▸ EXTRAIT SOURCE

Il est d'abord envisagé de recruter les bateliers haleurs dans la population de Saint-Mammès, mais aussi parmi les ouvriers au chômage de Nemours, au prix ordinaire habituellement pratiqué. Les hommes de Briare vont semer le trouble dans une situation déjà bien agitée : offrant leurs services à prix moindres pour retourner dans leur cité après le halage des bateaux descendant sur Paris, ils exercent ainsi une concurrence déloyale que l'entrepreneur du transport refusera sagement. Habilement, il accordera certes ses préférences toujours au prix ordinaire aux hommes de Saint-Mammès, mais il les arrêtera à Montargis où il les fera relayer par les haleurs de Briare : il aura en plus à tenir compte des recrues volontaires des localités traversées. La diplomatie et la fermeté sont souvent battues en brèche dans un pays en ébullition permanente. La faim fait sortir les loups du bois. Dans l’espoir de limiter les troubles éventuels et d’assurer une efficacité maximum au remorquage des convois, des instructions sont communiquées aux mariniers de Saint-Mammès et Nemours, les enjoignant d'ouvrir un registre dans leurs communes pour fixer les tours de halage, de prévoir des réquisitions afin d'éviter toute interruption dans la progression des convois, de s'entendre enfin pour tout problème concernant le remorquage avec le délégué de l'agent civil préposé au transport et non avec l'administration militaire. Cet espoir sera hélas souvent déçu par l'intervention violente de meneurs qui provoqueront la désertion des équipes de halage suivie d'altercations avec les colons et l'état-major ; la présence du procureur de la République aidé de gendarmes et de carabiniers deviendra alors nécessaire pour calmer les esprits.

Dans ce récit, la ville de Montargis se distingue particulièrement par son hostilité déclarée envers les partageux et des incidents violents s'y produiront. Ainsi, lors du passage du 11e convoi et du remplacement des haleurs, les menaces seront telles que le capitaine Schmitz n'aura pour seule solution que de débarquer de chaque bateau une douzaine de colons et de leur demander de s'atteler eux-mêmes aux machines, ce qu' ils feront volontiers.

De tels incidents heureusement isolés contrastent avec le caractère paisible de la vie de nos parisiens sur les canaux.

Le calme d'une navigation lente et régulière, la liberté de pouvoir circuler à terre presque à volonté, retrouvés après les contraintes inconfortables de la navigation en Seine, rassérènent nos émigrants d'autant plus que, hormis quelques Montargeois, les riverains leur font en général un accueil enthousiaste qui vient adoucir quelque peu l'amertume du départ.

▸ OBJECTIFS
A - Répondez aux questions suivantes d'après l'extrait sur le halage des convois :
(i) Dans quelle ville l'entrepreneur arrêtera-t-il les hommes de Saint-Mammès pour les faire relayer par les haleurs de Briare ?
(ii) Qui deviendra nécessaire pour calmer les esprits après les altercations avec les colons et l'état-major ?
(iii) Lors du passage de quel convoi le capitaine Schmitz fera-t-il débarquer des colons ?
B - Rédigez la suite de l'extrait sur le halage des convois, à partir de sa dernière phrase.

▸ MATÉRIEL RECUEILLI

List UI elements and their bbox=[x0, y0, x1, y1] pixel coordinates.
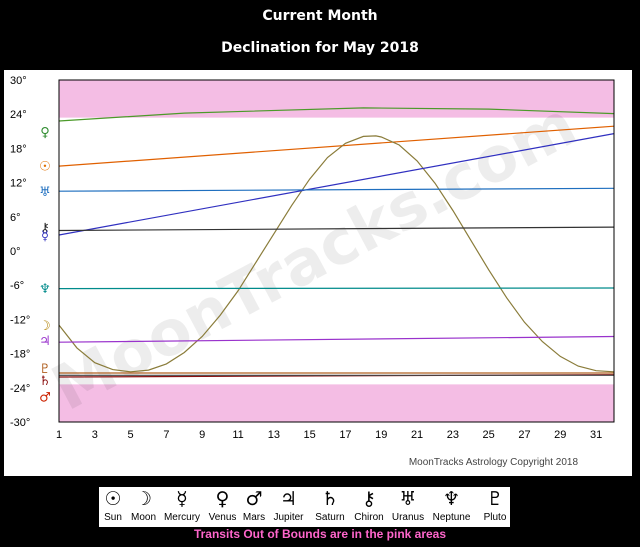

▸ RÉPONSES PAR TÂCHE
A -
(i) À Montargis.
(ii) Le procureur de la République, aidé de gendarmes et de carabiniers.
(iii) Le 11e convoi.

B -
L'état-major profite de la quiétude qui règne sur le convoi pour rédiger et adresser à Paris le premier rapport sur le voyage. La mise à jour des dossiers des colons est à présent possible. Chaque futur concessionnaire reçoit son livret où lui sont d'abord rappelés les divers décrets et arrêtés réglant l'entreprise de colonisation où il s’est engagé ; viennent ensuite son signalement et l'état civil complet de la famille qui l'accompagne éventuellement. Puis d'abondantes pages sont réservées pour la future installation en Algérie : nous y trouverons bien entendu dès que possible la situation cadastrale de son habitation, de son jardin, de ses terres dans la colonie, mais aussi régulièrement inscrites tout au long de ses trois années probatoires, toutes les allocations en vivres, matériel, cheptel, qui lui seront attribuées, remboursables en espèces ou en travail.

Au livret, le capitaine d'expédition joint quelques volumes dont le futur pionnier a intérêt à se cultiver car ils lui fournissent des renseignements essentiels à sa prochaine existence : instructions hygiéniques, instructions sur les travaux agricoles et l’élevage en Afrique.

Cette remise de pièces officielles, prometteuses d'un avenir prospère ne joue pas peu dans le changement de plus en plus sensible de l'ambiance à bord des chalands. A l'abattement et la tristesse succèdent naturellement l'insouciance, la légèreté propres au caractère français. Les plaisanteries au gros sel fusent, une gaîté bachique règne rapidement sur toute la ligne du convoi. A toute occasion le drapeau est déployé et on chante, on hurle :

Formons une même famille
Où règne la fraternité
Sous la loi de l'égalité
Pour tous le soleil brille
Vive la liberté

que l'on ponctue de vigoureux « Vive la France ! Vive la République ! Vive Ledru-Rollin ! » auxquels les paysans répondent par d’aussi impératifs « Vivent les Colons ! Vive l'Algérie ! Vive Louis-Napoléon »... La politique ne perd pas ses droits.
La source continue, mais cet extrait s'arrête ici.